Could you write out the records below exactly as they appear, leaving out any pictures?

#### Dataset items:

▬▬▬▬▬▬▬▬▬▬

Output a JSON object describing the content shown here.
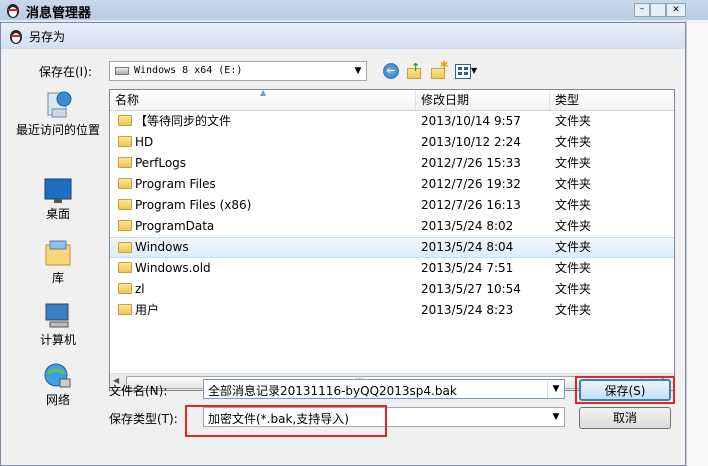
{
  "background_window": {
    "title": "消息管理器"
  },
  "dialog": {
    "title": "另存为",
    "save_in_label": "保存在(I):",
    "location": "Windows 8 x64 (E:)",
    "toolbar_icons": [
      "back-icon",
      "up-folder-icon",
      "new-folder-icon",
      "view-menu-icon"
    ]
  },
  "places": [
    {
      "label": "最近访问的位置",
      "icon": "recent-places-icon"
    },
    {
      "label": "桌面",
      "icon": "desktop-icon"
    },
    {
      "label": "库",
      "icon": "libraries-icon"
    },
    {
      "label": "计算机",
      "icon": "computer-icon"
    },
    {
      "label": "网络",
      "icon": "network-icon"
    }
  ],
  "file_list": {
    "columns": [
      "名称",
      "修改日期",
      "类型"
    ],
    "rows": [
      {
        "name": "【等待同步的文件",
        "date": "2013/10/14 9:57",
        "type": "文件夹"
      },
      {
        "name": "HD",
        "date": "2013/10/12 2:24",
        "type": "文件夹"
      },
      {
        "name": "PerfLogs",
        "date": "2012/7/26 15:33",
        "type": "文件夹"
      },
      {
        "name": "Program Files",
        "date": "2012/7/26 19:32",
        "type": "文件夹"
      },
      {
        "name": "Program Files (x86)",
        "date": "2012/7/26 16:13",
        "type": "文件夹"
      },
      {
        "name": "ProgramData",
        "date": "2013/5/24 8:02",
        "type": "文件夹"
      },
      {
        "name": "Windows",
        "date": "2013/5/24 8:04",
        "type": "文件夹"
      },
      {
        "name": "Windows.old",
        "date": "2013/5/24 7:51",
        "type": "文件夹"
      },
      {
        "name": "zl",
        "date": "2013/5/27 10:54",
        "type": "文件夹"
      },
      {
        "name": "用户",
        "date": "2013/5/24 8:23",
        "type": "文件夹"
      }
    ],
    "selected_row": "Windows"
  },
  "filename": {
    "label": "文件名(N):",
    "value": "全部消息记录20131116-byQQ2013sp4.bak"
  },
  "filetype": {
    "label": "保存类型(T):",
    "value": "加密文件(*.bak,支持导入)"
  },
  "buttons": {
    "save": "保存(S)",
    "cancel": "取消"
  },
  "colors": {
    "highlight_box": "#e0252b",
    "selection": "#dcebfc"
  }
}
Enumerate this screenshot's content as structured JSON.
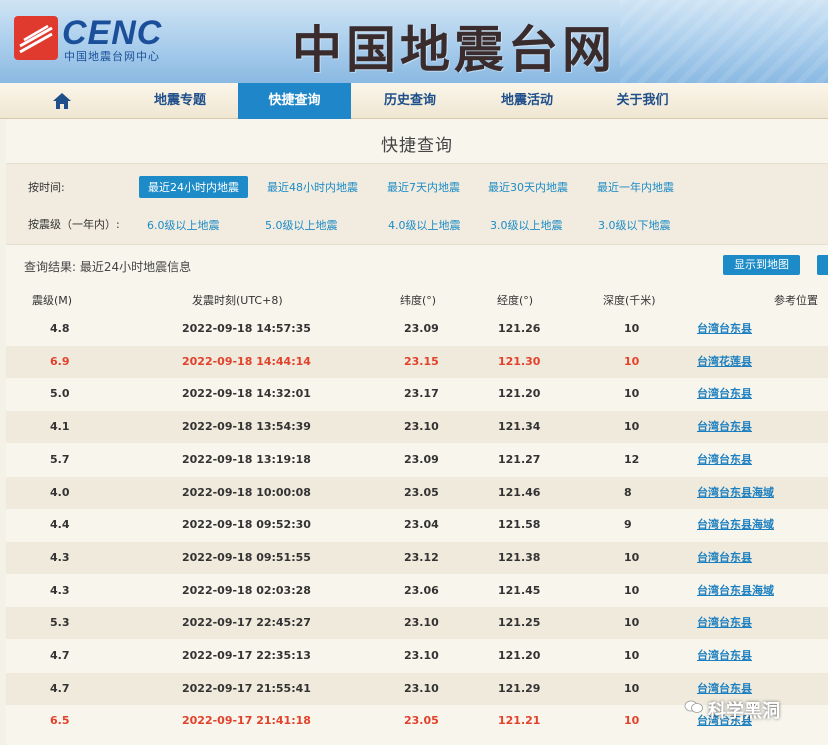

▬▬▬▬▬▬▬▬▬▬

#### EXERCISE RESPONSE:
Output a JSON object describing the content shown here.
{
  "background_window": {
    "title": "消息管理器"
  },
  "dialog": {
    "title": "另存为",
    "save_in_label": "保存在(I):",
    "location": "Windows 8 x64 (E:)",
    "toolbar_icons": [
      "back-icon",
      "up-folder-icon",
      "new-folder-icon",
      "view-menu-icon"
    ]
  },
  "places": [
    {
      "label": "最近访问的位置",
      "icon": "recent-places-icon"
    },
    {
      "label": "桌面",
      "icon": "desktop-icon"
    },
    {
      "label": "库",
      "icon": "libraries-icon"
    },
    {
      "label": "计算机",
      "icon": "computer-icon"
    },
    {
      "label": "网络",
      "icon": "network-icon"
    }
  ],
  "file_list": {
    "columns": [
      "名称",
      "修改日期",
      "类型"
    ],
    "rows": [
      {
        "name": "【等待同步的文件",
        "date": "2013/10/14 9:57",
        "type": "文件夹"
      },
      {
        "name": "HD",
        "date": "2013/10/12 2:24",
        "type": "文件夹"
      },
      {
        "name": "PerfLogs",
        "date": "2012/7/26 15:33",
        "type": "文件夹"
      },
      {
        "name": "Program Files",
        "date": "2012/7/26 19:32",
        "type": "文件夹"
      },
      {
        "name": "Program Files (x86)",
        "date": "2012/7/26 16:13",
        "type": "文件夹"
      },
      {
        "name": "ProgramData",
        "date": "2013/5/24 8:02",
        "type": "文件夹"
      },
      {
        "name": "Windows",
        "date": "2013/5/24 8:04",
        "type": "文件夹"
      },
      {
        "name": "Windows.old",
        "date": "2013/5/24 7:51",
        "type": "文件夹"
      },
      {
        "name": "zl",
        "date": "2013/5/27 10:54",
        "type": "文件夹"
      },
      {
        "name": "用户",
        "date": "2013/5/24 8:23",
        "type": "文件夹"
      }
    ],
    "selected_row": "Windows"
  },
  "filename": {
    "label": "文件名(N):",
    "value": "全部消息记录20131116-byQQ2013sp4.bak"
  },
  "filetype": {
    "label": "保存类型(T):",
    "value": "加密文件(*.bak,支持导入)"
  },
  "buttons": {
    "save": "保存(S)",
    "cancel": "取消"
  },
  "colors": {
    "highlight_box": "#e0252b",
    "selection": "#dcebfc"
  }
}
Enumerate this screenshot's content as structured JSON.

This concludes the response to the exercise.